_Request_: Work out how many lines in the listing below include the word "коробку". Give nothing but the number.

***** Entries provided

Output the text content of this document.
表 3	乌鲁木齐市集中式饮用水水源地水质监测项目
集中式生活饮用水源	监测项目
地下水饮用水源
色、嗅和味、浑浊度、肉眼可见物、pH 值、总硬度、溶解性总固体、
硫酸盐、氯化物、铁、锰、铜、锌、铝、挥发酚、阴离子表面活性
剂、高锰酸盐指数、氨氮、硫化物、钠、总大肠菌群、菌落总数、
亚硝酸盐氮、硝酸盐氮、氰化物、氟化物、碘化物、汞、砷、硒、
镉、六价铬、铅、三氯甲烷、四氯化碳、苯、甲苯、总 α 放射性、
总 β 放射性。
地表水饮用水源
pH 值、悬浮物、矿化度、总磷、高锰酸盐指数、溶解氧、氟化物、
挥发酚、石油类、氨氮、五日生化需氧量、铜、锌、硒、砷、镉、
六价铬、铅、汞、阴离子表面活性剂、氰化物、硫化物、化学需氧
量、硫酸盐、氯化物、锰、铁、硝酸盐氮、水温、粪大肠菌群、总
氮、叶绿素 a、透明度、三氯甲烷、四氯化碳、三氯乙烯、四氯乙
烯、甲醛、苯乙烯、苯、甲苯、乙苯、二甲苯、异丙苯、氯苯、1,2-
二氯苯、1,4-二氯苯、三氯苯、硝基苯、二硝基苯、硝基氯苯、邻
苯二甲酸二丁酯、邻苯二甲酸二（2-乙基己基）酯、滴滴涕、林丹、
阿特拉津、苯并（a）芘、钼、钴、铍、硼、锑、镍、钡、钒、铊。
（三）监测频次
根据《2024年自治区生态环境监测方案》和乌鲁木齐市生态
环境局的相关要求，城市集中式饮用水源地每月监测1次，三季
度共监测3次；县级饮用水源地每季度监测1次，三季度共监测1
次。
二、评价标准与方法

**********
***** Entries provided

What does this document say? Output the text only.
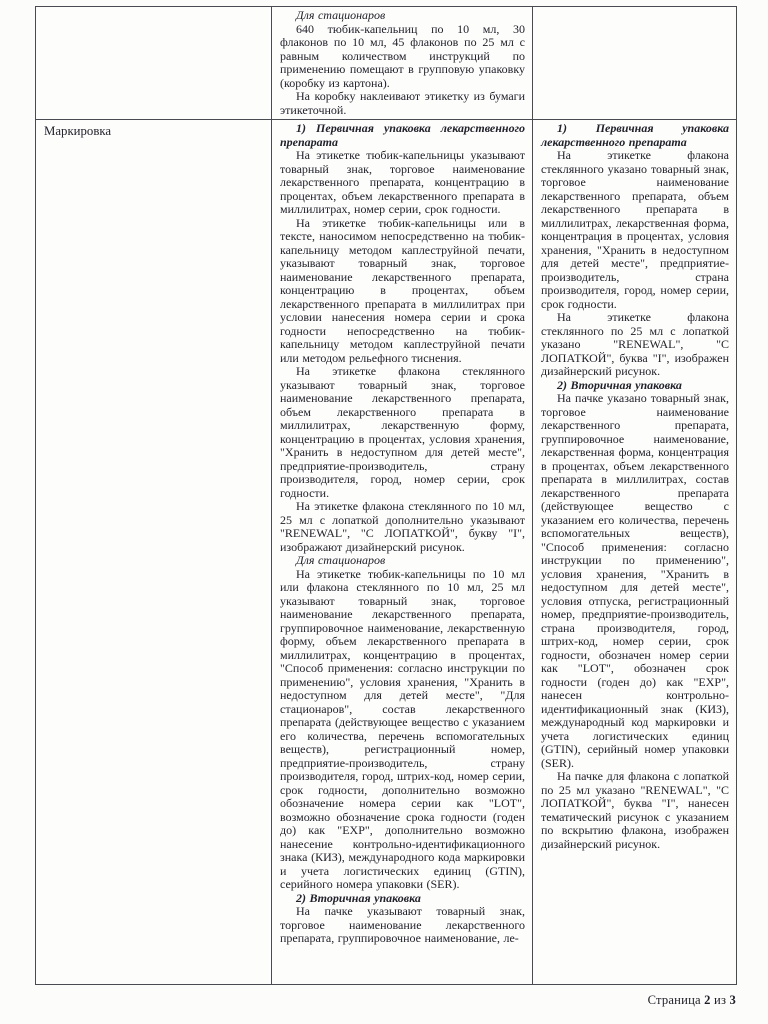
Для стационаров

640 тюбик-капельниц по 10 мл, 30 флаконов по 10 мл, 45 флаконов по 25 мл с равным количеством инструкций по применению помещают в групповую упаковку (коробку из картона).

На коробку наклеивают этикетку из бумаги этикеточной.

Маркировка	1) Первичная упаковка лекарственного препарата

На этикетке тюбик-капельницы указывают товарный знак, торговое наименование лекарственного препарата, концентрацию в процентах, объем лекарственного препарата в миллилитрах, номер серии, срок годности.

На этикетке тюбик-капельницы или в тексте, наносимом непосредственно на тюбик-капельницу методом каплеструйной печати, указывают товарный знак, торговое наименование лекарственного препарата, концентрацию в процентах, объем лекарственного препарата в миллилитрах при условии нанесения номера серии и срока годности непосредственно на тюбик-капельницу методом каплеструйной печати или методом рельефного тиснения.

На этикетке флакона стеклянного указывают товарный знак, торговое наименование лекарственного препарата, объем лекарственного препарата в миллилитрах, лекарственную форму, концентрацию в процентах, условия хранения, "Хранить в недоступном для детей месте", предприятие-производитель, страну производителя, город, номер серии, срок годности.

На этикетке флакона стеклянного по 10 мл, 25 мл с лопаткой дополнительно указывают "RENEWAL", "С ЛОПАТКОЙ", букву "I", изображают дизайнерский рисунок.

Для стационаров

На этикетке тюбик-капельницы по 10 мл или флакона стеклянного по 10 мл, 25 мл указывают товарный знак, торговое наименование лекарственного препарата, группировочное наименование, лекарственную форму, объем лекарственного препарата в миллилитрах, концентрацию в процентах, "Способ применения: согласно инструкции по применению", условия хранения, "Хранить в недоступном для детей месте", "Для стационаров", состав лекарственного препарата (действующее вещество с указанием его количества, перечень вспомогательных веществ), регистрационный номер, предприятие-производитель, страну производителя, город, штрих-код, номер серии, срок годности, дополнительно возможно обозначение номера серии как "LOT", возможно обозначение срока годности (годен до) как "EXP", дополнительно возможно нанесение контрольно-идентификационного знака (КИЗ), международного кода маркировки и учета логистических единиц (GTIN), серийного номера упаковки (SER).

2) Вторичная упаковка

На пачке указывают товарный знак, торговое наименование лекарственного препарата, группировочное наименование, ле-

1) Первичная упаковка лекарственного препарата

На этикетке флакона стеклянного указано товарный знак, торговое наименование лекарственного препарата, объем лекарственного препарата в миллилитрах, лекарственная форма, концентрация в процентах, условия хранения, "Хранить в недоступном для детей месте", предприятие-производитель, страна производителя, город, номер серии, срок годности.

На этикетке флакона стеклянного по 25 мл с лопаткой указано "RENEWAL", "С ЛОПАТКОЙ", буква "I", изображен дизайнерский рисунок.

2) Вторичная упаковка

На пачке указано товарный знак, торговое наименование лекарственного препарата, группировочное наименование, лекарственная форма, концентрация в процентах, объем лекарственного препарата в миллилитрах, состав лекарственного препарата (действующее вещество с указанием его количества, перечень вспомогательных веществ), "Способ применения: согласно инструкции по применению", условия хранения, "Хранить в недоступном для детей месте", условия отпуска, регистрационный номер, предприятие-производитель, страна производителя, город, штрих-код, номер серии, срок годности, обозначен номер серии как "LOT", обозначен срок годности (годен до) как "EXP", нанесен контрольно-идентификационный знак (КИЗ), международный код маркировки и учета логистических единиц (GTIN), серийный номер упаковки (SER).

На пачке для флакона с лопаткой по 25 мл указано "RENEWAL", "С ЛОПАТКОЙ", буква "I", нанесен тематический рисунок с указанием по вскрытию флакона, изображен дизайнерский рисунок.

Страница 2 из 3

**********

_Exercise solution_: 2